____ DATA RECORDS

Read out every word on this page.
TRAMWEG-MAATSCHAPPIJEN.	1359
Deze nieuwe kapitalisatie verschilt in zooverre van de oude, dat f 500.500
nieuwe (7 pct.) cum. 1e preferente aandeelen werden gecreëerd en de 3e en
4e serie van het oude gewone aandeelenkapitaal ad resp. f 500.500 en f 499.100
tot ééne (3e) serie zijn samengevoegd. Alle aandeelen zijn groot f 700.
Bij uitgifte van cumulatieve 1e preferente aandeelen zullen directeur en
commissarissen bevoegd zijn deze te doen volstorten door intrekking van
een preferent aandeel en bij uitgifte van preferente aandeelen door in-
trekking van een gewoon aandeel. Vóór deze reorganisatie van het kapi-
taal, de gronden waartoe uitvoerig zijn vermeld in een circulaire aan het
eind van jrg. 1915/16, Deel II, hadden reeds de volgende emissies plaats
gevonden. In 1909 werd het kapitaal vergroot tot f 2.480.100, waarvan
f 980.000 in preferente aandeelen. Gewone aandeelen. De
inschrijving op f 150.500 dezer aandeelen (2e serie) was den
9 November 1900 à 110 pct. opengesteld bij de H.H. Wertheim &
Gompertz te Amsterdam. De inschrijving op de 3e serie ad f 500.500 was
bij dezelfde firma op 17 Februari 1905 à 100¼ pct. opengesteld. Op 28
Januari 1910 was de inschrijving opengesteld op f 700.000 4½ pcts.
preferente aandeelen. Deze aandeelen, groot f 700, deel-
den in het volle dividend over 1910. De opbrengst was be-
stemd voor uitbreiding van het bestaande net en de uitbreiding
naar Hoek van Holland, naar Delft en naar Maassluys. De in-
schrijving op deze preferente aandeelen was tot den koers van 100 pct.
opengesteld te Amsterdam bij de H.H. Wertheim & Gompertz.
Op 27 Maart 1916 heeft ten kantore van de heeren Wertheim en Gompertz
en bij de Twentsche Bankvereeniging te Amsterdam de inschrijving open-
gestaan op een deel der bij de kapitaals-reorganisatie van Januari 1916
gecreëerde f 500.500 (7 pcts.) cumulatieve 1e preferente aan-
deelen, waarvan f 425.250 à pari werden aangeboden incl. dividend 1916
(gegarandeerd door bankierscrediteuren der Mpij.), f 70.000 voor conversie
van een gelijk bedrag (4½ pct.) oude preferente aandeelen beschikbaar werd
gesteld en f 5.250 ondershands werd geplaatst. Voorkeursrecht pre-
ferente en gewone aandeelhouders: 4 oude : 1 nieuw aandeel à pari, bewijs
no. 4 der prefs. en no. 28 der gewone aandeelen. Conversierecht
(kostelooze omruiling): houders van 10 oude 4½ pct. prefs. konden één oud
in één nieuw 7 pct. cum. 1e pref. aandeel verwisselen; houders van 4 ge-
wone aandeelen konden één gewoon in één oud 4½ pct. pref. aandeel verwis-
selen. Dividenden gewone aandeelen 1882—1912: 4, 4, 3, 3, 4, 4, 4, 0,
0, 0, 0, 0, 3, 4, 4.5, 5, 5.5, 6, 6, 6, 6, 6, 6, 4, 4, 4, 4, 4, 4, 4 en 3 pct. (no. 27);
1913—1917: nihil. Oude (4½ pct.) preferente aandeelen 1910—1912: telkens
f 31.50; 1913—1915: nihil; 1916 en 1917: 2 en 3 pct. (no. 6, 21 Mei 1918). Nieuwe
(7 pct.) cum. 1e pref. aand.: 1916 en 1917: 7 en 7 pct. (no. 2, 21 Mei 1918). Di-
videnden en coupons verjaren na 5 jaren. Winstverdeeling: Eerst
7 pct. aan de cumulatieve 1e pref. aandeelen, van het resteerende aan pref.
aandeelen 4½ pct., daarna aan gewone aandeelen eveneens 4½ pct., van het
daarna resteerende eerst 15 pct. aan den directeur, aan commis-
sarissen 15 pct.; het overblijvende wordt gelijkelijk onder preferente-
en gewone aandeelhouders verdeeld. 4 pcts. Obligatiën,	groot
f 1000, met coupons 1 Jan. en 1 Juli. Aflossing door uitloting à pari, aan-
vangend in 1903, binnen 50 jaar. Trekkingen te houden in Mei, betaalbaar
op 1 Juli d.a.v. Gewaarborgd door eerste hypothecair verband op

________

Write the entire listing out again, word for word.

• TASK RESPONSE:
Read out every word on this page.
TRAMWEG-MAATSCHAPPIJEN.	1359
Deze nieuwe kapitalisatie verschilt in zooverre van de oude, dat f 500.500
nieuwe (7 pct.) cum. 1e preferente aandeelen werden gecreëerd en de 3e en
4e serie van het oude gewone aandeelenkapitaal ad resp. f 500.500 en f 499.100
tot ééne (3e) serie zijn samengevoegd. Alle aandeelen zijn groot f 700.
Bij uitgifte van cumulatieve 1e preferente aandeelen zullen directeur en
commissarissen bevoegd zijn deze te doen volstorten door intrekking van
een preferent aandeel en bij uitgifte van preferente aandeelen door in-
trekking van een gewoon aandeel. Vóór deze reorganisatie van het kapi-
taal, de gronden waartoe uitvoerig zijn vermeld in een circulaire aan het
eind van jrg. 1915/16, Deel II, hadden reeds de volgende emissies plaats
gevonden. In 1909 werd het kapitaal vergroot tot f 2.480.100, waarvan
f 980.000 in preferente aandeelen. Gewone aandeelen. De
inschrijving op f 150.500 dezer aandeelen (2e serie) was den
9 November 1900 à 110 pct. opengesteld bij de H.H. Wertheim &
Gompertz te Amsterdam. De inschrijving op de 3e serie ad f 500.500 was
bij dezelfde firma op 17 Februari 1905 à 100¼ pct. opengesteld. Op 28
Januari 1910 was de inschrijving opengesteld op f 700.000 4½ pcts.
preferente aandeelen. Deze aandeelen, groot f 700, deel-
den in het volle dividend over 1910. De opbrengst was be-
stemd voor uitbreiding van het bestaande net en de uitbreiding
naar Hoek van Holland, naar Delft en naar Maassluys. De in-
schrijving op deze preferente aandeelen was tot den koers van 100 pct.
opengesteld te Amsterdam bij de H.H. Wertheim & Gompertz.
Op 27 Maart 1916 heeft ten kantore van de heeren Wertheim en Gompertz
en bij de Twentsche Bankvereeniging te Amsterdam de inschrijving open-
gestaan op een deel der bij de kapitaals-reorganisatie van Januari 1916
gecreëerde f 500.500 (7 pcts.) cumulatieve 1e preferente aan-
deelen, waarvan f 425.250 à pari werden aangeboden incl. dividend 1916
(gegarandeerd door bankierscrediteuren der Mpij.), f 70.000 voor conversie
van een gelijk bedrag (4½ pct.) oude preferente aandeelen beschikbaar werd
gesteld en f 5.250 ondershands werd geplaatst. Voorkeursrecht pre-
ferente en gewone aandeelhouders: 4 oude : 1 nieuw aandeel à pari, bewijs
no. 4 der prefs. en no. 28 der gewone aandeelen. Conversierecht
(kostelooze omruiling): houders van 10 oude 4½ pct. prefs. konden één oud
in één nieuw 7 pct. cum. 1e pref. aandeel verwisselen; houders van 4 ge-
wone aandeelen konden één gewoon in één oud 4½ pct. pref. aandeel verwis-
selen. Dividenden gewone aandeelen 1882—1912: 4, 4, 3, 3, 4, 4, 4, 0,
0, 0, 0, 0, 3, 4, 4.5, 5, 5.5, 6, 6, 6, 6, 6, 6, 4, 4, 4, 4, 4, 4, 4 en 3 pct. (no. 27);
1913—1917: nihil. Oude (4½ pct.) preferente aandeelen 1910—1912: telkens
f 31.50; 1913—1915: nihil; 1916 en 1917: 2 en 3 pct. (no. 6, 21 Mei 1918). Nieuwe
(7 pct.) cum. 1e pref. aand.: 1916 en 1917: 7 en 7 pct. (no. 2, 21 Mei 1918). Di-
videnden en coupons verjaren na 5 jaren. Winstverdeeling: Eerst
7 pct. aan de cumulatieve 1e pref. aandeelen, van het resteerende aan pref.
aandeelen 4½ pct., daarna aan gewone aandeelen eveneens 4½ pct., van het
daarna resteerende eerst 15 pct. aan den directeur, aan commis-
sarissen 15 pct.; het overblijvende wordt gelijkelijk onder preferente-
en gewone aandeelhouders verdeeld. 4 pcts. Obligatiën,	groot
f 1000, met coupons 1 Jan. en 1 Juli. Aflossing door uitloting à pari, aan-
vangend in 1903, binnen 50 jaar. Trekkingen te houden in Mei, betaalbaar
op 1 Juli d.a.v. Gewaarborgd door eerste hypothecair verband op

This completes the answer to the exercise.